Dataset records>
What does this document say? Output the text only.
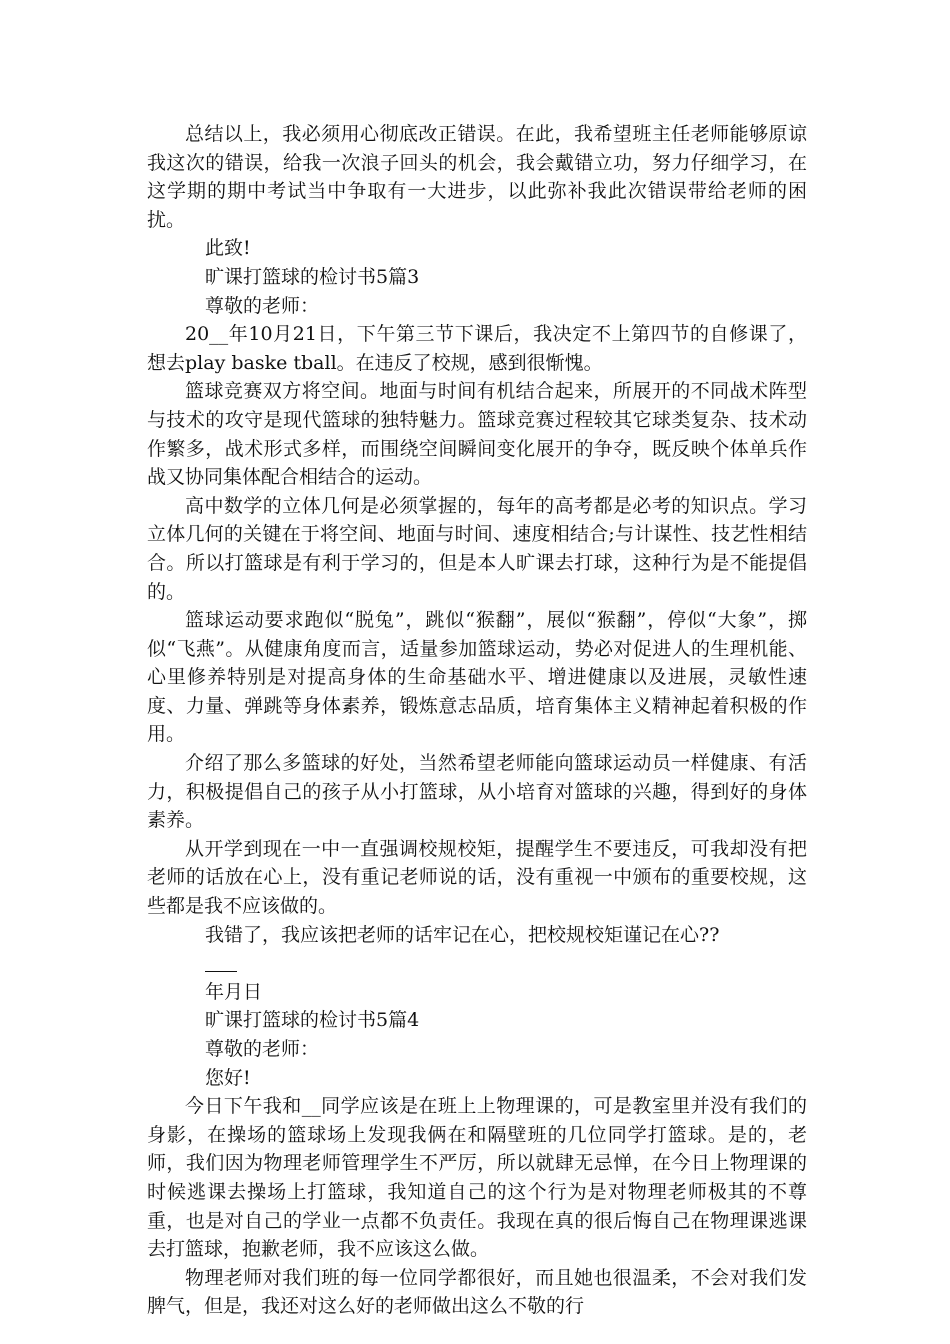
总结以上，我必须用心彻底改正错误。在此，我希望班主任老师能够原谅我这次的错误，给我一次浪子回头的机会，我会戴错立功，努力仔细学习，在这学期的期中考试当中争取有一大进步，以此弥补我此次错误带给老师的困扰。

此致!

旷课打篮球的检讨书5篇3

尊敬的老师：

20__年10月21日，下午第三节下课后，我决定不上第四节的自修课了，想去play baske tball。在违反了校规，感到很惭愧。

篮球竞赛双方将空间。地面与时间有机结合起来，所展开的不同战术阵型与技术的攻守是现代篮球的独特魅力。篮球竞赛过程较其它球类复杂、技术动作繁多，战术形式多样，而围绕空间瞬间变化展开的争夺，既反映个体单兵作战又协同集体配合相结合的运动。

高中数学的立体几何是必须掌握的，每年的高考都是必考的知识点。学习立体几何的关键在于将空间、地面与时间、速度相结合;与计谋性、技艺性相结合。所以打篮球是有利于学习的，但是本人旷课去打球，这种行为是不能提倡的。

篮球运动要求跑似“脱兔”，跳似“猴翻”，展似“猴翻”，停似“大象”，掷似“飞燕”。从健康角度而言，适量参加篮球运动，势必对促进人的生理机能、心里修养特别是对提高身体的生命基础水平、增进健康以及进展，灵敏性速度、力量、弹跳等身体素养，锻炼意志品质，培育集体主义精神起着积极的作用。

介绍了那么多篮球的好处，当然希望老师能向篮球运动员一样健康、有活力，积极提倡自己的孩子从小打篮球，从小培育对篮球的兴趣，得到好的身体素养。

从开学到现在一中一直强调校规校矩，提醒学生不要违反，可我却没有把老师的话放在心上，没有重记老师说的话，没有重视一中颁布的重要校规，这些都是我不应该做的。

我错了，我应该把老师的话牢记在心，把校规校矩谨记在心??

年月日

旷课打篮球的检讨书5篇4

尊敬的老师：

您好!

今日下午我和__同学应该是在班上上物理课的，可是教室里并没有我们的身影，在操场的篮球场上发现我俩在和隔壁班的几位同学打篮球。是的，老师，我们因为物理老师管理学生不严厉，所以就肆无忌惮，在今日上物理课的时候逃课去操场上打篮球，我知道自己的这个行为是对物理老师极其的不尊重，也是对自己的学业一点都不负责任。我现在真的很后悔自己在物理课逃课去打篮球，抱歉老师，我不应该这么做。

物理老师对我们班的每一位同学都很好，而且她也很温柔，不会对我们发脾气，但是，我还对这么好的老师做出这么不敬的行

Your objective>
Pictures stay out of the copy; please restate every record above exactly.

Task output>
What does this document say? Output the text only.
总结以上，我必须用心彻底改正错误。在此，我希望班主任老师能够原谅我这次的错误，给我一次浪子回头的机会，我会戴错立功，努力仔细学习，在这学期的期中考试当中争取有一大进步，以此弥补我此次错误带给老师的困扰。

此致!

旷课打篮球的检讨书5篇3

尊敬的老师：

20__年10月21日，下午第三节下课后，我决定不上第四节的自修课了，想去play baske tball。在违反了校规，感到很惭愧。

篮球竞赛双方将空间。地面与时间有机结合起来，所展开的不同战术阵型与技术的攻守是现代篮球的独特魅力。篮球竞赛过程较其它球类复杂、技术动作繁多，战术形式多样，而围绕空间瞬间变化展开的争夺，既反映个体单兵作战又协同集体配合相结合的运动。

高中数学的立体几何是必须掌握的，每年的高考都是必考的知识点。学习立体几何的关键在于将空间、地面与时间、速度相结合;与计谋性、技艺性相结合。所以打篮球是有利于学习的，但是本人旷课去打球，这种行为是不能提倡的。

篮球运动要求跑似“脱兔”，跳似“猴翻”，展似“猴翻”，停似“大象”，掷似“飞燕”。从健康角度而言，适量参加篮球运动，势必对促进人的生理机能、心里修养特别是对提高身体的生命基础水平、增进健康以及进展，灵敏性速度、力量、弹跳等身体素养，锻炼意志品质，培育集体主义精神起着积极的作用。

介绍了那么多篮球的好处，当然希望老师能向篮球运动员一样健康、有活力，积极提倡自己的孩子从小打篮球，从小培育对篮球的兴趣，得到好的身体素养。

从开学到现在一中一直强调校规校矩，提醒学生不要违反，可我却没有把老师的话放在心上，没有重记老师说的话，没有重视一中颁布的重要校规，这些都是我不应该做的。

我错了，我应该把老师的话牢记在心，把校规校矩谨记在心??

年月日

旷课打篮球的检讨书5篇4

尊敬的老师：

您好!

今日下午我和__同学应该是在班上上物理课的，可是教室里并没有我们的身影，在操场的篮球场上发现我俩在和隔壁班的几位同学打篮球。是的，老师，我们因为物理老师管理学生不严厉，所以就肆无忌惮，在今日上物理课的时候逃课去操场上打篮球，我知道自己的这个行为是对物理老师极其的不尊重，也是对自己的学业一点都不负责任。我现在真的很后悔自己在物理课逃课去打篮球，抱歉老师，我不应该这么做。

物理老师对我们班的每一位同学都很好，而且她也很温柔，不会对我们发脾气，但是，我还对这么好的老师做出这么不敬的行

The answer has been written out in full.